Layout element annotations:
_ _ _

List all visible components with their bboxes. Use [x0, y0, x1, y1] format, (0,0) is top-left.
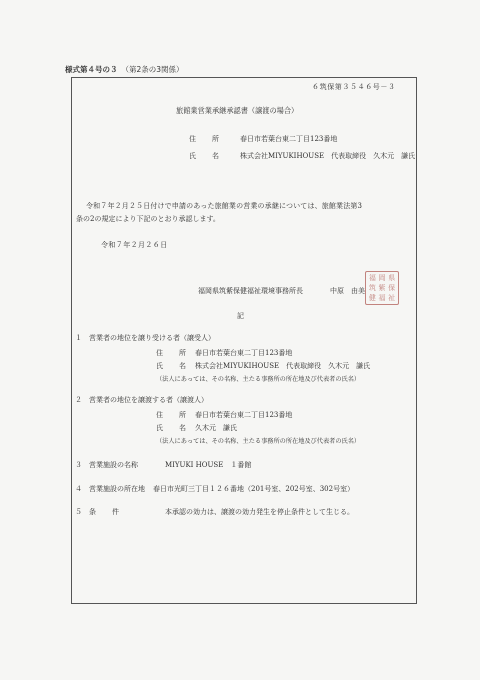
seal-char: 紫	[378, 284, 387, 293]
applicant-name-label: 氏	[189, 152, 196, 161]
seal-char: 福	[378, 294, 387, 303]
item-2-address-label-2: 所	[179, 411, 186, 420]
seal-char: 祉	[387, 294, 396, 303]
item-2-name-label-2: 名	[179, 424, 186, 433]
seal-char: 岡	[378, 274, 387, 283]
applicant-address-label-2: 所	[212, 135, 219, 144]
item-2-address: 春日市若葉台東二丁目123番地	[195, 411, 292, 420]
item-5-label: ５ 条	[75, 508, 96, 517]
item-5-condition: 本承認の効力は、譲渡の効力発生を停止条件として生じる。	[165, 508, 354, 517]
item-3-facility-name: MIYUKI HOUSE １番館	[165, 461, 251, 470]
applicant-address-label: 住	[189, 135, 196, 144]
seal-char: 福	[368, 274, 377, 283]
item-5-label-2: 件	[112, 508, 119, 517]
form-article-ref: （第2条の3関係）	[122, 65, 184, 74]
official-seal-icon: 福 岡 県 筑 紫 保 健 福 祉	[365, 271, 399, 305]
applicant-name-label-2: 名	[212, 152, 219, 161]
seal-char: 保	[387, 284, 396, 293]
item-1-name-label: 氏	[156, 362, 163, 371]
form-number: 様式第４号の３	[65, 65, 118, 74]
issuer-name: 中原 由美	[330, 287, 365, 296]
seal-char: 県	[387, 274, 396, 283]
issue-date: 令和７年２月２６日	[101, 241, 168, 250]
item-4-label: ４ 営業施設の所在地	[75, 485, 145, 494]
item-1-address-label: 住	[156, 349, 163, 358]
body-text-line-2: 条の2の規定により下記のとおり承認します。	[76, 215, 220, 224]
issuer-office: 福岡県筑紫保健福祉環境事務所長	[198, 287, 303, 296]
applicant-address: 春日市若葉台東二丁目123番地	[240, 135, 337, 144]
item-1-address: 春日市若葉台東二丁目123番地	[195, 349, 292, 358]
applicant-name: 株式会社MIYUKIHOUSE 代表取締役 久木元 謙氏	[240, 152, 415, 161]
item-2-name-label: 氏	[156, 424, 163, 433]
body-text-line-1: 令和７年２月２５日付けで申請のあった旅館業の営業の承継については、旅館業法第3	[86, 202, 362, 211]
form-label: 様式第４号の３（第2条の3関係）	[65, 64, 184, 75]
item-3-label: ３ 営業施設の名称	[75, 461, 138, 470]
item-2-note: （法人にあっては、その名称、主たる事務所の所在地及び代表者の氏名）	[156, 437, 360, 446]
item-1-heading: １ 営業者の地位を譲り受ける者（譲受人）	[75, 334, 215, 343]
item-2-heading: ２ 営業者の地位を譲渡する者（譲渡人）	[75, 396, 208, 405]
item-1-note: （法人にあっては、その名称、主たる事務所の所在地及び代表者の氏名）	[156, 375, 360, 384]
item-4-facility-location: 春日市光町三丁目１２６番地（201号室、202号室、302号室）	[153, 485, 354, 494]
ki-heading: 記	[237, 312, 244, 321]
document-number: ６筑保第３５４６号－３	[312, 83, 396, 92]
item-1-name-label-2: 名	[179, 362, 186, 371]
document-title: 旅館業営業承継承認書（譲渡の場合）	[176, 106, 298, 115]
item-2-address-label: 住	[156, 411, 163, 420]
item-1-address-label-2: 所	[179, 349, 186, 358]
seal-char: 健	[368, 294, 377, 303]
item-1-name: 株式会社MIYUKIHOUSE 代表取締役 久木元 謙氏	[195, 362, 370, 371]
item-2-name: 久木元 謙氏	[195, 424, 237, 433]
seal-char: 筑	[368, 284, 377, 293]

_ _ _

Task details> Pick out every line in the entries above that contains the string "株式会社MIYUKIHOUSE", and copy each one out in full.

Written answer>
applicant-name: 株式会社MIYUKIHOUSE 代表取締役 久木元 謙氏	[240, 152, 415, 161]
item-1-name: 株式会社MIYUKIHOUSE 代表取締役 久木元 謙氏	[195, 362, 370, 371]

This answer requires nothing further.